- PAGE
* * *

Make It Semantic from the Start

The publishing industry would be in much better shape if it could just stop concentrating on publishing things. Newspaper companies should be tremendous engines feeding a ridiculous variety of publishing vehicles, but they can’t do that as long as their tools are focused on delivery.

If you’re still lucky enough to have a hometown print newspaper, the reason you can’t get late sports scores has nothing to do with newsroom staffing and everything to do with how far away a truck can get from a print facility before morning rush hour hits. The inverted pyramid, where a reporter crams the most significant facts into the top of a story, became a standard because it allowed copy to be sliced from the bottom by hand just before pages went to press. It remains the default news story format for print pages composed on computer screens (where any sections of the story could easily be trimmed) as well as for online stories where presses don’t even exist.

Despite the emergence of the Internet, the tools for putting ink on newsprint and delivering that newsprint to customers continues to define the newspaper industry. The hierarchies and organizational structures of newsrooms still reflect the days of manual typewriters and hot lead and the relationships that developed between advertising and editorial departments in the last century have extended almost unchanged into this century.

On a larger scale, you can trace a line from today’s dangerous concentration of media ownership directly back to print production innovations of the 1950s. The Linotype machine was invented by a German watchmaker, had over 10,000 moving parts, took more than four years to master, and produced a great majority of U.S. newspapers for much of the 20th century. The Patriot Ledger in Quincy, Massachusetts installed the first commercial photocomposition machine in 1953. The Photon set type using film rather than hot lead and did so at a pace six times faster than the Linotype.

Inexpensive clerical workers could operate the Photon and the combination of an increased demand for photocomposition and a decreased demand for skilled Linotype operators permanently crippled the International Typographical Union. Savings on production costs fueled a sharp increase in profits and that, along with changes to estate tax codes that disrupted family ownership, led to the dominance of corporate newspaper chains like Gannett and Tribune.

* * *

[Bounding box annotations]
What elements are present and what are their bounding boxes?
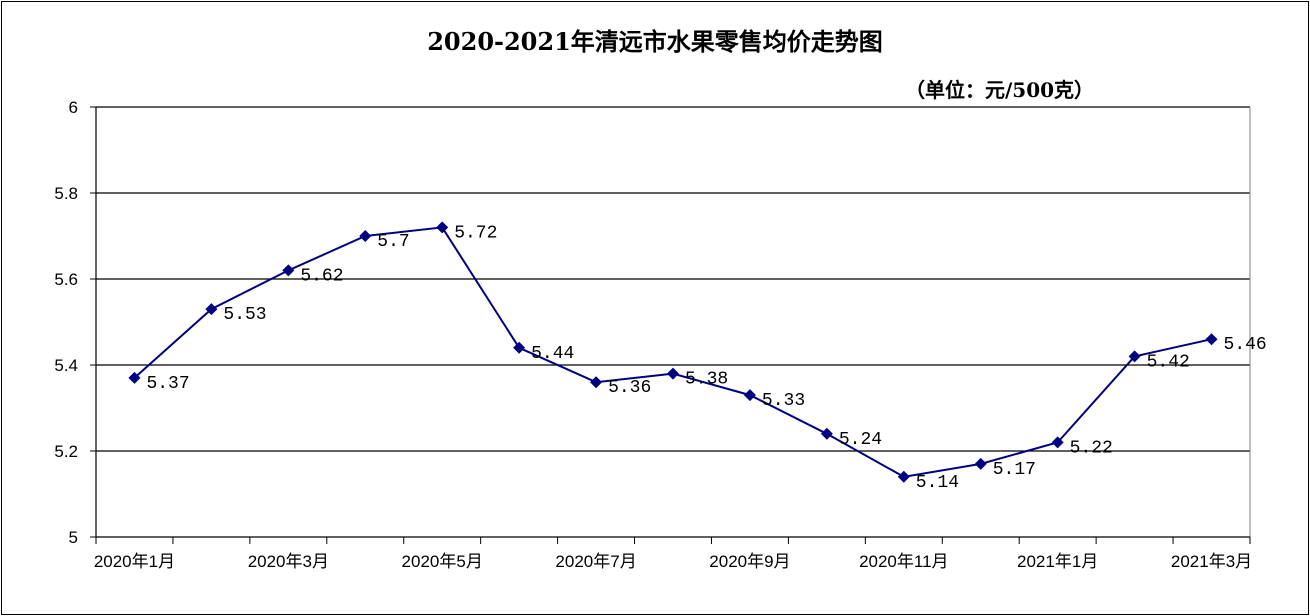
data-point — [205, 303, 218, 316]
data-point — [743, 389, 756, 402]
data-point — [820, 427, 833, 440]
data-point — [974, 457, 987, 470]
data-label: 5.14 — [916, 473, 959, 493]
data-label: 5.44 — [531, 344, 574, 364]
data-label: 5.72 — [454, 223, 497, 243]
unit-label: （单位：元/500克） — [905, 78, 1095, 102]
data-label: 5.37 — [146, 374, 189, 394]
data-label: 5.42 — [1147, 352, 1190, 372]
x-tick-label: 2020年7月 — [555, 552, 636, 571]
data-label: 5.62 — [300, 266, 343, 286]
y-tick-label: 5.6 — [54, 270, 78, 289]
data-label: 5.46 — [1224, 335, 1267, 355]
data-point — [282, 264, 295, 277]
data-point — [1205, 333, 1218, 346]
y-tick-label: 6 — [69, 98, 78, 117]
y-tick-label: 5.2 — [54, 442, 78, 461]
data-label: 5.38 — [685, 370, 728, 390]
data-labels: 5.37 5.53 5.62 5.7 5.72 5.44 5.36 5.38 5.33 5.24 5… — [146, 223, 1266, 492]
y-tick-labels: 5 5.2 5.4 5.6 5.8 6 — [54, 98, 78, 547]
data-point — [436, 221, 449, 234]
series-line — [133, 226, 1212, 478]
data-point — [1051, 436, 1064, 449]
axes — [90, 106, 1251, 544]
data-point — [1128, 350, 1141, 363]
gridlines — [96, 106, 1250, 452]
y-tick-label: 5 — [69, 528, 78, 547]
series-group — [128, 221, 1218, 483]
x-tick-label: 2020年1月 — [94, 552, 175, 571]
x-tick-label: 2020年9月 — [709, 552, 790, 571]
data-label: 5.7 — [377, 232, 409, 252]
data-label: 5.22 — [1070, 438, 1113, 458]
data-point — [667, 367, 679, 380]
data-point — [359, 230, 372, 242]
data-point — [590, 376, 603, 389]
x-tick-labels: 2020年1月 2020年3月 2020年5月 2020年7月 2020年9月 2020年… — [94, 552, 1252, 571]
chart-title: 2020-2021年清远市水果零售均价走势图 — [427, 27, 883, 56]
x-tick-label: 2020年11月 — [859, 552, 948, 571]
data-label: 5.36 — [608, 378, 651, 398]
x-tick-label: 2020年3月 — [248, 552, 329, 571]
x-tick-label: 2020年5月 — [402, 552, 483, 571]
data-label: 5.53 — [223, 305, 266, 325]
y-tick-label: 5.8 — [54, 184, 78, 203]
data-label: 5.24 — [839, 430, 882, 450]
data-label: 5.17 — [993, 460, 1036, 480]
x-tick-label: 2021年3月 — [1171, 552, 1252, 571]
x-tick-label: 2021年1月 — [1017, 552, 1098, 571]
data-point — [128, 371, 141, 384]
data-label: 5.33 — [762, 391, 805, 411]
data-point — [897, 470, 910, 483]
y-tick-label: 5.4 — [54, 356, 78, 375]
data-point — [513, 341, 526, 354]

* * *

- PROBLEMS TO WORK ON
a) Edit the essay on newspaper publishing from "The publishing industry" up to and including "focused on delivery.", with "Newspaper companies" changed to "News organizations".
b) Pick up the essay on newspaper publishing after its last sentence and keep writing.
The rows stand apart from the essay on newspaper publishing.

- RESPONSES BY TASK
a)
The publishing industry would be in much better shape if it could just stop concentrating on publishing things. News organizations should be tremendous engines feeding a ridiculous variety of publishing vehicles, but they can’t do that as long as their tools are focused on delivery.

b)
Production costs got cheaper, but they were in no way cheap and the substantial investment required to maintain print production has hampered the evolution of online newspapers. Web content is still a second-class citizen. The attitude in the early days of the Web was “We’ve put our stories in tonight’s paper; do whatever you want with them online.” Eventually, organizations found ways to deliver content for Web distribution at the same time they sent the content to their presses. It was more efficient, but online newspapers remained shadow versions of print. Now most news organizations supplement their products with original content, but that online content still has to fit within a structure designed for repurposed print material.

The lack of real differentiation between online and print news products has helped cause a lack of real innovation in online advertising. Despite the introduction of animation and low-level interaction, online banner ads offer little more than print display ads (except, of course, that online we can measure ineffectiveness while for print we can only guess about it.) And that lack of innovation may be a factor in the industry’s stalled advertising sales.
It was thrilling when online newspaper expenditures went over a billion dollars in 2003, but it’s less exciting now that it’s still just eight percent of overall newspaper advertising dollars and that the overall pot is dwindling (down $8.3 billion, or 18%, since 2003, according to the Newspaper Association of America). That’s a sign of trouble when Internet penetration for the U.S. has increased nine percentage points (up to 74%) in the same timeframe.

Until organizations break free of their print foundations, content will continue to be underutilized. When it’s structured for delivery through a specific print mechanism, like a newspaper, you have to extract the content and strip away its original structure before using it elsewhere. The better solution is to structure content only once, but in a way that it can be used anywhere. One way to do that is to set aside all display-related information and base structure solely on the meaning of the content. Semantic content structures allow applications to read, understand, and compare content without a human doing the translation.

With no need for extraction or distillation, the same “machine-readable” content fuels all kinds of mechanisms including print newspapers; Web sites; blogs, microblogs, and other online social objects. Simultaneous use replaces re-use.

Traditional publishing and content management systems bind content to display and delivery mechanisms, which forces a recycling approach for multi-platform publishing. A semantic content publishing system, on the other hand, creates well-defined chunks of content that can be combined in whatever way is most appropriate for a particular platform. Applications do the combining of chunks based on their understanding of a universal content structure. All display and workflow issues are addressed by delivery applications, rather than by a content management system earlier in the process.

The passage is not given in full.